Short exercise
Below is a set of records; print all of them exactly as written.

Dataset excerpt
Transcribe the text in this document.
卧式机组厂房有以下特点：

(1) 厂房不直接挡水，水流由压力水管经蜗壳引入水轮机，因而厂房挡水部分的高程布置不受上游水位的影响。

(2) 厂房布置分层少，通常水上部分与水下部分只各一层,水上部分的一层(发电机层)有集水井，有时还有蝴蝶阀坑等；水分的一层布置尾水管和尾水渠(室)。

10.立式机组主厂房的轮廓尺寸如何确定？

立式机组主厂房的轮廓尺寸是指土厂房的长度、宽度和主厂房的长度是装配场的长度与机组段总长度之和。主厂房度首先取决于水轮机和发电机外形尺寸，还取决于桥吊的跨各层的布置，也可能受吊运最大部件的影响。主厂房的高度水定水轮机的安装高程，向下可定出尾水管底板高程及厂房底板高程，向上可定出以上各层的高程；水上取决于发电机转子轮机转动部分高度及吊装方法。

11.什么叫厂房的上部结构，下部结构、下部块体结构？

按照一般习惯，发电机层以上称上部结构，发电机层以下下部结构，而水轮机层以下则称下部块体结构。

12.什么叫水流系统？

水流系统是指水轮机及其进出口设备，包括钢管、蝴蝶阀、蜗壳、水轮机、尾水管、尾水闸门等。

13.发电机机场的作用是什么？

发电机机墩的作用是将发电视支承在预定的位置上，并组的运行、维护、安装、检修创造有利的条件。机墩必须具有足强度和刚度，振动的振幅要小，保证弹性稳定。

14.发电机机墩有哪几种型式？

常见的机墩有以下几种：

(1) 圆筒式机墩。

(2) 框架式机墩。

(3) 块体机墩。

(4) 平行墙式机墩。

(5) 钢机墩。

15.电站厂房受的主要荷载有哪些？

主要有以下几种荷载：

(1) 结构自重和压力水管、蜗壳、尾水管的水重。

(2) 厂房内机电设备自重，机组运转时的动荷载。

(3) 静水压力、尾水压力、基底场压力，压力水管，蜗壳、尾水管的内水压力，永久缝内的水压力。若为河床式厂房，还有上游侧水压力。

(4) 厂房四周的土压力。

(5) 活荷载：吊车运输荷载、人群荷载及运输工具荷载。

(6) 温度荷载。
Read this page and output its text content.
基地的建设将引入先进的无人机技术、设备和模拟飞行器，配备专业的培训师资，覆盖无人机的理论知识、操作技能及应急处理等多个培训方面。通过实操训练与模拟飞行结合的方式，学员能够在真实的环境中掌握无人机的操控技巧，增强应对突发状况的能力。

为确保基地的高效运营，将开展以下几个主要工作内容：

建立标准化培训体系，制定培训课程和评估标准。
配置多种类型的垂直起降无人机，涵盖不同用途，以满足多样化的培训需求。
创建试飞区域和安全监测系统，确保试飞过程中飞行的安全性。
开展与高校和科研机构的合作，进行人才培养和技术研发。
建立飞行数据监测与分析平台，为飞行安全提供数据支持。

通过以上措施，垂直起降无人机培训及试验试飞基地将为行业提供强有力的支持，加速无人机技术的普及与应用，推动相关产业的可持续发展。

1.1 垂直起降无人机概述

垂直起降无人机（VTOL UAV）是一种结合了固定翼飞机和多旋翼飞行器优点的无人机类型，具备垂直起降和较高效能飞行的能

Full solution
Transcribe the text in this document.
卧式机组厂房有以下特点：

(1) 厂房不直接挡水，水流由压力水管经蜗壳引入水轮机，因而厂房挡水部分的高程布置不受上游水位的影响。

(2) 厂房布置分层少，通常水上部分与水下部分只各一层,水上部分的一层(发电机层)有集水井，有时还有蝴蝶阀坑等；水分的一层布置尾水管和尾水渠(室)。

10.立式机组主厂房的轮廓尺寸如何确定？

立式机组主厂房的轮廓尺寸是指土厂房的长度、宽度和主厂房的长度是装配场的长度与机组段总长度之和。主厂房度首先取决于水轮机和发电机外形尺寸，还取决于桥吊的跨各层的布置，也可能受吊运最大部件的影响。主厂房的高度水定水轮机的安装高程，向下可定出尾水管底板高程及厂房底板高程，向上可定出以上各层的高程；水上取决于发电机转子轮机转动部分高度及吊装方法。

11.什么叫厂房的上部结构，下部结构、下部块体结构？

按照一般习惯，发电机层以上称上部结构，发电机层以下下部结构，而水轮机层以下则称下部块体结构。

12.什么叫水流系统？

水流系统是指水轮机及其进出口设备，包括钢管、蝴蝶阀、蜗壳、水轮机、尾水管、尾水闸门等。

13.发电机机场的作用是什么？

发电机机墩的作用是将发电视支承在预定的位置上，并组的运行、维护、安装、检修创造有利的条件。机墩必须具有足强度和刚度，振动的振幅要小，保证弹性稳定。

14.发电机机墩有哪几种型式？

常见的机墩有以下几种：

(1) 圆筒式机墩。

(2) 框架式机墩。

(3) 块体机墩。

(4) 平行墙式机墩。

(5) 钢机墩。

15.电站厂房受的主要荷载有哪些？

主要有以下几种荷载：

(1) 结构自重和压力水管、蜗壳、尾水管的水重。

(2) 厂房内机电设备自重，机组运转时的动荷载。

(3) 静水压力、尾水压力、基底场压力，压力水管，蜗壳、尾水管的内水压力，永久缝内的水压力。若为河床式厂房，还有上游侧水压力。

(4) 厂房四周的土压力。

(5) 活荷载：吊车运输荷载、人群荷载及运输工具荷载。

(6) 温度荷载。
Read this page and output its text content.
基地的建设将引入先进的无人机技术、设备和模拟飞行器，配备专业的培训师资，覆盖无人机的理论知识、操作技能及应急处理等多个培训方面。通过实操训练与模拟飞行结合的方式，学员能够在真实的环境中掌握无人机的操控技巧，增强应对突发状况的能力。

为确保基地的高效运营，将开展以下几个主要工作内容：

建立标准化培训体系，制定培训课程和评估标准。
配置多种类型的垂直起降无人机，涵盖不同用途，以满足多样化的培训需求。
创建试飞区域和安全监测系统，确保试飞过程中飞行的安全性。
开展与高校和科研机构的合作，进行人才培养和技术研发。
建立飞行数据监测与分析平台，为飞行安全提供数据支持。

通过以上措施，垂直起降无人机培训及试验试飞基地将为行业提供强有力的支持，加速无人机技术的普及与应用，推动相关产业的可持续发展。

1.1 垂直起降无人机概述

垂直起降无人机（VTOL UAV）是一种结合了固定翼飞机和多旋翼飞行器优点的无人机类型，具备垂直起降和较高效能飞行的能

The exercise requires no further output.